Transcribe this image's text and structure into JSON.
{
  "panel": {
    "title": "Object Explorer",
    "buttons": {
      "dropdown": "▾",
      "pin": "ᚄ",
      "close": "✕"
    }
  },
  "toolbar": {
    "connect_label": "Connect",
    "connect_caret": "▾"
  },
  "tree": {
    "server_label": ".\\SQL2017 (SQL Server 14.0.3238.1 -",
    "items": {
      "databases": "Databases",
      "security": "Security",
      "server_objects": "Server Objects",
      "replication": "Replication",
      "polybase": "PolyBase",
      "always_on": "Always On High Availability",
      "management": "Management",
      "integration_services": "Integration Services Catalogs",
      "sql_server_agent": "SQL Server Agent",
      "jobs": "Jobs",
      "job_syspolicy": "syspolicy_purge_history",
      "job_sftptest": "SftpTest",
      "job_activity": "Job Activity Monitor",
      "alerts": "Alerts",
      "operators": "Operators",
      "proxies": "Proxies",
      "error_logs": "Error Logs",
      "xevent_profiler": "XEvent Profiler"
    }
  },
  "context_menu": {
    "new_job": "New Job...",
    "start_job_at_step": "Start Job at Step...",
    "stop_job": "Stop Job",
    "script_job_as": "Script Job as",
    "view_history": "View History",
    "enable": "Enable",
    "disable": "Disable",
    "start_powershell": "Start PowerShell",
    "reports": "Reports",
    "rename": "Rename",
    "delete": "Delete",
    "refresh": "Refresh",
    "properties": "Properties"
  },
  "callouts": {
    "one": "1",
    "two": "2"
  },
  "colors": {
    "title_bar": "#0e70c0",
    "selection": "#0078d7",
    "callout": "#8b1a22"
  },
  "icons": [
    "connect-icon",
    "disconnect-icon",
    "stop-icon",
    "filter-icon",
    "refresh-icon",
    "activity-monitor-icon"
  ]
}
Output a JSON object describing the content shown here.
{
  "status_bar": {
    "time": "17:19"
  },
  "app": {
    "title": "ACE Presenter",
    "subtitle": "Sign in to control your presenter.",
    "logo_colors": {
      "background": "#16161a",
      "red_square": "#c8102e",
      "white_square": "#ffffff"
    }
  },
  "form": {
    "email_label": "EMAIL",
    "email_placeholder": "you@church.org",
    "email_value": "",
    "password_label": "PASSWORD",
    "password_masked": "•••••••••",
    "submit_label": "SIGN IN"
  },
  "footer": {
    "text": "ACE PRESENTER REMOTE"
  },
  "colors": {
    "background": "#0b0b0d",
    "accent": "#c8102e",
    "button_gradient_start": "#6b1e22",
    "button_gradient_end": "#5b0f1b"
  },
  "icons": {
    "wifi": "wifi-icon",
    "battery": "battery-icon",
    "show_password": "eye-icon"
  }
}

++++++

**Prompt**. Give all the entries again exactly; leave none out.

**Output for this exercise**.
Transcribe this image's text and structure into JSON.
{
  "panel": {
    "title": "Object Explorer",
    "buttons": {
      "dropdown": "▾",
      "pin": "ᚄ",
      "close": "✕"
    }
  },
  "toolbar": {
    "connect_label": "Connect",
    "connect_caret": "▾"
  },
  "tree": {
    "server_label": ".\\SQL2017 (SQL Server 14.0.3238.1 -",
    "items": {
      "databases": "Databases",
      "security": "Security",
      "server_objects": "Server Objects",
      "replication": "Replication",
      "polybase": "PolyBase",
      "always_on": "Always On High Availability",
      "management": "Management",
      "integration_services": "Integration Services Catalogs",
      "sql_server_agent": "SQL Server Agent",
      "jobs": "Jobs",
      "job_syspolicy": "syspolicy_purge_history",
      "job_sftptest": "SftpTest",
      "job_activity": "Job Activity Monitor",
      "alerts": "Alerts",
      "operators": "Operators",
      "proxies": "Proxies",
      "error_logs": "Error Logs",
      "xevent_profiler": "XEvent Profiler"
    }
  },
  "context_menu": {
    "new_job": "New Job...",
    "start_job_at_step": "Start Job at Step...",
    "stop_job": "Stop Job",
    "script_job_as": "Script Job as",
    "view_history": "View History",
    "enable": "Enable",
    "disable": "Disable",
    "start_powershell": "Start PowerShell",
    "reports": "Reports",
    "rename": "Rename",
    "delete": "Delete",
    "refresh": "Refresh",
    "properties": "Properties"
  },
  "callouts": {
    "one": "1",
    "two": "2"
  },
  "colors": {
    "title_bar": "#0e70c0",
    "selection": "#0078d7",
    "callout": "#8b1a22"
  },
  "icons": [
    "connect-icon",
    "disconnect-icon",
    "stop-icon",
    "filter-icon",
    "refresh-icon",
    "activity-monitor-icon"
  ]
}
Output a JSON object describing the content shown here.
{
  "status_bar": {
    "time": "17:19"
  },
  "app": {
    "title": "ACE Presenter",
    "subtitle": "Sign in to control your presenter.",
    "logo_colors": {
      "background": "#16161a",
      "red_square": "#c8102e",
      "white_square": "#ffffff"
    }
  },
  "form": {
    "email_label": "EMAIL",
    "email_placeholder": "you@church.org",
    "email_value": "",
    "password_label": "PASSWORD",
    "password_masked": "•••••••••",
    "submit_label": "SIGN IN"
  },
  "footer": {
    "text": "ACE PRESENTER REMOTE"
  },
  "colors": {
    "background": "#0b0b0d",
    "accent": "#c8102e",
    "button_gradient_start": "#6b1e22",
    "button_gradient_end": "#5b0f1b"
  },
  "icons": {
    "wifi": "wifi-icon",
    "battery": "battery-icon",
    "show_password": "eye-icon"
  }
}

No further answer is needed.